■ **PASSAGE SHOWN**:

===============

Jack Jean-Baptiste

Personal information
- Full name: Jack Eduardo Jean-Baptiste Cruz
- Date of birth: 20 December 1999 (age 26)
- Place of birth: San Pedro Sula, Honduras
- Height: 1.90 m (6 ft 3 in)
- Position: Midfielder

Team information
- Current team: C.D. Olimpia
- Number: 15

Senior career*
- Years: Team / Apps / (Gls)
- 2018–2019: Motagua / 13 / (0)
- 2019: → Loudoun United (loan) / 6 / (0)
- 2020–2021: Real de Minas / 29 / (0)
- 2021–2022: Lobos UPNFM / 50 / (4)
- 2023–: C.D. Olimpia / 4 / (0)
- 2023: Lobos UPNFM (loan)

= Jack Jean-Baptiste =

Honduran footballer (born 1999)

===============

■ **INFORMATION GIVEN**:
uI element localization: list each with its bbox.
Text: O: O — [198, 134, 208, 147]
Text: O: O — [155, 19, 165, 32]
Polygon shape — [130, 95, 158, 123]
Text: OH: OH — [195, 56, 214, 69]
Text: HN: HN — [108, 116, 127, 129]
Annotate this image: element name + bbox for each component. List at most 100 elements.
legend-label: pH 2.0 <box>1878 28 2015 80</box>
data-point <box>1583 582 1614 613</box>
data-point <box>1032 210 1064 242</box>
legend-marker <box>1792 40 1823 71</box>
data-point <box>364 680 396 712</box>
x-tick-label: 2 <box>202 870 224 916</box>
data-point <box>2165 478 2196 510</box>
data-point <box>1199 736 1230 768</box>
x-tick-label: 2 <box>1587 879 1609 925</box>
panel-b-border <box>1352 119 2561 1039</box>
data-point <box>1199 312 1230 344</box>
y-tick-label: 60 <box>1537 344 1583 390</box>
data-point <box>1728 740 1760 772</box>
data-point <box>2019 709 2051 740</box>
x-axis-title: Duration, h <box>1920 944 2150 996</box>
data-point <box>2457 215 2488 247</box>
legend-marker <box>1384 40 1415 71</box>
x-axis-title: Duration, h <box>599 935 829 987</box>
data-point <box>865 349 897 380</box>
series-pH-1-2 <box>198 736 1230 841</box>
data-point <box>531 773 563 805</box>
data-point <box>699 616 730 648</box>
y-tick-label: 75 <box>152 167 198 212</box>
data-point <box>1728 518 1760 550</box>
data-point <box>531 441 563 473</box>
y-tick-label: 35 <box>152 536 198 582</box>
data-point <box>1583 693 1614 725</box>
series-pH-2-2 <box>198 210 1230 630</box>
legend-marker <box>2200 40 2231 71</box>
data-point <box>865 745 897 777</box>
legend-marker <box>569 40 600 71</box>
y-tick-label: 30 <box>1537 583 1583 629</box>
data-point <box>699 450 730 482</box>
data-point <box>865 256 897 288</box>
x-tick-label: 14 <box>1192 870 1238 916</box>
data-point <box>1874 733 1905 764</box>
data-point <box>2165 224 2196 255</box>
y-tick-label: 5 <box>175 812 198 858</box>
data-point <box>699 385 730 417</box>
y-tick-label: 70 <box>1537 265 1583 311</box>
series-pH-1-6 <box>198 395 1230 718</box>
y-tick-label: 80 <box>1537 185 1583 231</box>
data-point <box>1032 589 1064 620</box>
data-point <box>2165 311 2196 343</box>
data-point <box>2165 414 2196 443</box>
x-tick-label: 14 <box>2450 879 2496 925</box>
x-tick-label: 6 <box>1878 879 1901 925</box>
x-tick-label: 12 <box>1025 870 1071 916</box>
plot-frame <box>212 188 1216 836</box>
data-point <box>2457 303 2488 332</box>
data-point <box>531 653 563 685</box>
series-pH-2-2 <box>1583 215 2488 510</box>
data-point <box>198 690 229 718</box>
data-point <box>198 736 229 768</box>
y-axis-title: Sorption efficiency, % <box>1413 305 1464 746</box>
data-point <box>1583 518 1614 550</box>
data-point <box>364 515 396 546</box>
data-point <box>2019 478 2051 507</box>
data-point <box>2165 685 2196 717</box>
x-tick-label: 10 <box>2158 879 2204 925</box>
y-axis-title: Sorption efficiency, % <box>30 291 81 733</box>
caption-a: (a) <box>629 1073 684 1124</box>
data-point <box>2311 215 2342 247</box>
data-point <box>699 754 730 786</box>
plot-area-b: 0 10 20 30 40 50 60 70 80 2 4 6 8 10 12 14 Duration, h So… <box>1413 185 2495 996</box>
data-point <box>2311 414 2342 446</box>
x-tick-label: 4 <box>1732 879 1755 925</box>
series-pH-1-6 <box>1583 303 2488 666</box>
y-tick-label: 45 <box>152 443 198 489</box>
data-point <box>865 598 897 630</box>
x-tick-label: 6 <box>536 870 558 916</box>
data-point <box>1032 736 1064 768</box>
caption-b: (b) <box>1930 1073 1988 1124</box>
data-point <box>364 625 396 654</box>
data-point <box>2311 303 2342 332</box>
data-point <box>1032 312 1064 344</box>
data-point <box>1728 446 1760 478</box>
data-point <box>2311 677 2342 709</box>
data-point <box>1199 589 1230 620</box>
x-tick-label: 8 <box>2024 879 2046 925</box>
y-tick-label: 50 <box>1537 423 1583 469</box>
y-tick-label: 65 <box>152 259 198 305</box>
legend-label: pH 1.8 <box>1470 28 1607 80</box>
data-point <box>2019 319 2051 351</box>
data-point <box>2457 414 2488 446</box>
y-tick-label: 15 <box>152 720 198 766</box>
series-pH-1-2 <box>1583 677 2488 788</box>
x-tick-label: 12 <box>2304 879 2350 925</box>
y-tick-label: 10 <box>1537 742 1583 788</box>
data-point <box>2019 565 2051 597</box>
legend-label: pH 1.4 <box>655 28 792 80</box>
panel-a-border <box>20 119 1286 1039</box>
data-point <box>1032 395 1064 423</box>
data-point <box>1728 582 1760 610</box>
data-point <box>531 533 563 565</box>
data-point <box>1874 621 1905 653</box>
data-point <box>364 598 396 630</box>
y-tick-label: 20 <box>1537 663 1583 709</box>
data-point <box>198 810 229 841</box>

===============

■ **REQUIRED ACTIONS**:
**A)** Answer these from the profile of Jack Jean-Baptiste:
(i) In what city was he born?
(ii) What number does he wear for his current team?
(iii) Which team was he loaned to in 2019?
**B)** Carry on the profile of the Honduran footballer Jack Jean-Baptiste after its last line.

■ **RESULTS FOR EACH TASK**:
**A)**
(i) San Pedro Sula, Honduras
(ii) 15
(iii) Loudoun United

**B)**
Jack Eduardo Jean-Baptiste Cruz (born 20 December 1999) is a Honduran professional footballer who plays as a defensive midfielder for C.D. Olimpia.

==Career==
The midfielder was promoted to the first team after playing on the Motague U-19 team in January 2018. Baptiste joined Loudoun United on loan for the rest of 2019.

==International career==
Jean-Baptiste was born in Honduras to a Haitian father and Honduran mother.